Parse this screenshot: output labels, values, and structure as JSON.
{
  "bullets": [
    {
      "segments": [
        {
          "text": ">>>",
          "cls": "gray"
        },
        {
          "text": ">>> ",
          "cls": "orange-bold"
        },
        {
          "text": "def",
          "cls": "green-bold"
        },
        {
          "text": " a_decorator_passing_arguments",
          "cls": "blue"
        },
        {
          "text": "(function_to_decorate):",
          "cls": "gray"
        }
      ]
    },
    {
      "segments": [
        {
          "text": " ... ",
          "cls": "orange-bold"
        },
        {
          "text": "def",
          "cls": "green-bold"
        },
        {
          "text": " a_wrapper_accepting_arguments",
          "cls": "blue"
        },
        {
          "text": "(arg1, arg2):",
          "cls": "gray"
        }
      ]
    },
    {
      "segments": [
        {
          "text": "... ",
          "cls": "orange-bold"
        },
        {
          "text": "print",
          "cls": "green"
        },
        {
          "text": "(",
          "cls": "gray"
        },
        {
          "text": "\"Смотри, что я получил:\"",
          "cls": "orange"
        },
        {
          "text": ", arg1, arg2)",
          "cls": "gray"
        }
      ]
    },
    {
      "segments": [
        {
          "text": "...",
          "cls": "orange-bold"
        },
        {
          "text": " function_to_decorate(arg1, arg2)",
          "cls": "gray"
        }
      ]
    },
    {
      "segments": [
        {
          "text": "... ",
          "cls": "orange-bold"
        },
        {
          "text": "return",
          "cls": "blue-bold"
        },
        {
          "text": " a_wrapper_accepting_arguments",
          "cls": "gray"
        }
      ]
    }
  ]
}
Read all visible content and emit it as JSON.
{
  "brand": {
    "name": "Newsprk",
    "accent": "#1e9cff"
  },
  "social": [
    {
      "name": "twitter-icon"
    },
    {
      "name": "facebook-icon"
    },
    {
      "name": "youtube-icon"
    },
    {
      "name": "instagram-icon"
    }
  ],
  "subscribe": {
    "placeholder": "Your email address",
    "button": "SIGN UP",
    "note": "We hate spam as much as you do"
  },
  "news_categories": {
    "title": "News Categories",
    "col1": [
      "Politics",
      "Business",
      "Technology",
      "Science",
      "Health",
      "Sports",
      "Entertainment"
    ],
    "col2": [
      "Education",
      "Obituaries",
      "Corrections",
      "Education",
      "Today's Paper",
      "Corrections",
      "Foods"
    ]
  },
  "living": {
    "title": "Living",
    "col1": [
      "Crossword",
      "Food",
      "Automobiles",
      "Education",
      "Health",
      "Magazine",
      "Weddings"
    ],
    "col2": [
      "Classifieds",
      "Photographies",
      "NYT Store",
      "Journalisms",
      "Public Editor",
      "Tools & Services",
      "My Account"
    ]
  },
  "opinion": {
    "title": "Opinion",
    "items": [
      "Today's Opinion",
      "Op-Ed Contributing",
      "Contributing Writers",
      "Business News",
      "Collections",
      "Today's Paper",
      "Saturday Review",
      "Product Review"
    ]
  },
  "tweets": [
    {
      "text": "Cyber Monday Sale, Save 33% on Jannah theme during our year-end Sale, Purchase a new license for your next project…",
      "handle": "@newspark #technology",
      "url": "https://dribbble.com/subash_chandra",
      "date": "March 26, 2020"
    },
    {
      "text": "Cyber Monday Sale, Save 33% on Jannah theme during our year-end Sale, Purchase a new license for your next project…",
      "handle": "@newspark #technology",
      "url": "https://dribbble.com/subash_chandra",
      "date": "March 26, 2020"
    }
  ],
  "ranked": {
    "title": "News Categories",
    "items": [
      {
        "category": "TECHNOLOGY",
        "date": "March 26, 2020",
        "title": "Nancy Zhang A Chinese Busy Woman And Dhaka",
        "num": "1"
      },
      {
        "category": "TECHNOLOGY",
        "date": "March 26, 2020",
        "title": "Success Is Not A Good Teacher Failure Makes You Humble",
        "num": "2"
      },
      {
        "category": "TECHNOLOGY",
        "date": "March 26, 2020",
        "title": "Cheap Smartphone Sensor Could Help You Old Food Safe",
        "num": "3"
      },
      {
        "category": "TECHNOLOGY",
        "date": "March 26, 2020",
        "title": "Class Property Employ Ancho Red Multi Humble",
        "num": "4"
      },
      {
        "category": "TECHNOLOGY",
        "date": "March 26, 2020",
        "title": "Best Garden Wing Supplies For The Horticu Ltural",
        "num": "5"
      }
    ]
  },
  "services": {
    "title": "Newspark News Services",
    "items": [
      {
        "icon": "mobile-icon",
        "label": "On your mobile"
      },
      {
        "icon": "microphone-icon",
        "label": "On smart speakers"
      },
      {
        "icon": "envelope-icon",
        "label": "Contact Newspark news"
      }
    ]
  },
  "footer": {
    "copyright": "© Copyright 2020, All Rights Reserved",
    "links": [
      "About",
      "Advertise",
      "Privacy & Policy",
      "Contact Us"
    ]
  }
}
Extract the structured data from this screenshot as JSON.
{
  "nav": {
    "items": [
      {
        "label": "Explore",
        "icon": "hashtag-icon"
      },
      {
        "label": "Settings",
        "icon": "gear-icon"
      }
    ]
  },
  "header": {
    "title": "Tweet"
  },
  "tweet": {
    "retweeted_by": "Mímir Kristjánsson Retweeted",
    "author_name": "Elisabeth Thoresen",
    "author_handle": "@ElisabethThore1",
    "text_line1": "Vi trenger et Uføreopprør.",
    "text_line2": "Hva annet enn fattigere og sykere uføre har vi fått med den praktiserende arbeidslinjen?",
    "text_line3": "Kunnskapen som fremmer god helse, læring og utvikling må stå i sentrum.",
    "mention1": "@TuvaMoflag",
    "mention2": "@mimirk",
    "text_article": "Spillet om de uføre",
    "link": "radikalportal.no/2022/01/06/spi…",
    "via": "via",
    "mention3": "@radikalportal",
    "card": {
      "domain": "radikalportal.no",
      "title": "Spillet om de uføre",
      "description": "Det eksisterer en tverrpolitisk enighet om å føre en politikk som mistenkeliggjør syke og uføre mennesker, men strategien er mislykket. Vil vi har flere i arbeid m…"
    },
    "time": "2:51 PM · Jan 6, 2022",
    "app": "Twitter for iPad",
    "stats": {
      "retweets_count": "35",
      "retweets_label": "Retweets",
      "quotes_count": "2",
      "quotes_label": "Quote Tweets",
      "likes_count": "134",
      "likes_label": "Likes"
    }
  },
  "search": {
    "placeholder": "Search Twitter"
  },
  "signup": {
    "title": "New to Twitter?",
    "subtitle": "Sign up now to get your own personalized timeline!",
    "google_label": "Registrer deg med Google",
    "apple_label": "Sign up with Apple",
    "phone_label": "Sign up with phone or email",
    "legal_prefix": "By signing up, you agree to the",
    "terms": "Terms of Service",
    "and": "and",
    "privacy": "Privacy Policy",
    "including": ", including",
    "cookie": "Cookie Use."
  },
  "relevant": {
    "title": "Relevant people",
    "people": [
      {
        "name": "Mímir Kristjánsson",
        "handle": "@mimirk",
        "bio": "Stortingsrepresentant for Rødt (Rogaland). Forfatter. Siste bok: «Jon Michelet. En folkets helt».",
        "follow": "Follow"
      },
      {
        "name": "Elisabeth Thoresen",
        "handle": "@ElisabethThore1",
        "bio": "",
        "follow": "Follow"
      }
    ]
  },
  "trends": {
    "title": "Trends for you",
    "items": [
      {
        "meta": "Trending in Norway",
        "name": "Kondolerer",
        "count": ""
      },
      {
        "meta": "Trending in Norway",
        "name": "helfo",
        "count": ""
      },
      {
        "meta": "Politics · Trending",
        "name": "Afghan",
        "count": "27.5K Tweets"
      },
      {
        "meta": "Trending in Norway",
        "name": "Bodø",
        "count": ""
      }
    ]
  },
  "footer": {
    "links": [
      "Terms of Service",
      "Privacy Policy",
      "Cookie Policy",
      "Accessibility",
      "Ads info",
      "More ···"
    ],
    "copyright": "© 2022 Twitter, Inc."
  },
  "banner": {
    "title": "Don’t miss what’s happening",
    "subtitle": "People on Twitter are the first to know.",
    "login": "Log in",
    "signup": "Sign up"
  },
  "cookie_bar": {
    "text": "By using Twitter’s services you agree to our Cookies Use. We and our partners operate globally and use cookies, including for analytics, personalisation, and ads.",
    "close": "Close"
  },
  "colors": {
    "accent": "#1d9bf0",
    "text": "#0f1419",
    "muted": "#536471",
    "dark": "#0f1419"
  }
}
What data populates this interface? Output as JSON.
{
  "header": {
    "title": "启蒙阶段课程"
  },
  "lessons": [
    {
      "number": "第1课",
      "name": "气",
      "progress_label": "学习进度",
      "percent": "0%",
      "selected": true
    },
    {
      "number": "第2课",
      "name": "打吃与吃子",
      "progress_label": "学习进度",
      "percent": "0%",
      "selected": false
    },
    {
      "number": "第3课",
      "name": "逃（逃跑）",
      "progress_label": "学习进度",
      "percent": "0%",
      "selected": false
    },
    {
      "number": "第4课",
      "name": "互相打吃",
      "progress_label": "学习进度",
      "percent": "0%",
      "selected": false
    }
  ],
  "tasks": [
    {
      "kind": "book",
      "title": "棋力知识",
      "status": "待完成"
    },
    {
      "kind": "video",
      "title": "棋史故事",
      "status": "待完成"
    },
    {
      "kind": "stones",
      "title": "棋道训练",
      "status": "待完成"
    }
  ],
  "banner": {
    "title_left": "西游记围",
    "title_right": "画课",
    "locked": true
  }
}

_ _ _ _ _

- REQUIRED WORK:
Give back exactly the lines from the one containing "What data populates" to the end of the material, both ends included.

- TASK RESPONSE:
What data populates this interface? Output as JSON.
{
  "header": {
    "title": "启蒙阶段课程"
  },
  "lessons": [
    {
      "number": "第1课",
      "name": "气",
      "progress_label": "学习进度",
      "percent": "0%",
      "selected": true
    },
    {
      "number": "第2课",
      "name": "打吃与吃子",
      "progress_label": "学习进度",
      "percent": "0%",
      "selected": false
    },
    {
      "number": "第3课",
      "name": "逃（逃跑）",
      "progress_label": "学习进度",
      "percent": "0%",
      "selected": false
    },
    {
      "number": "第4课",
      "name": "互相打吃",
      "progress_label": "学习进度",
      "percent": "0%",
      "selected": false
    }
  ],
  "tasks": [
    {
      "kind": "book",
      "title": "棋力知识",
      "status": "待完成"
    },
    {
      "kind": "video",
      "title": "棋史故事",
      "status": "待完成"
    },
    {
      "kind": "stones",
      "title": "棋道训练",
      "status": "待完成"
    }
  ],
  "banner": {
    "title_left": "西游记围",
    "title_right": "画课",
    "locked": true
  }
}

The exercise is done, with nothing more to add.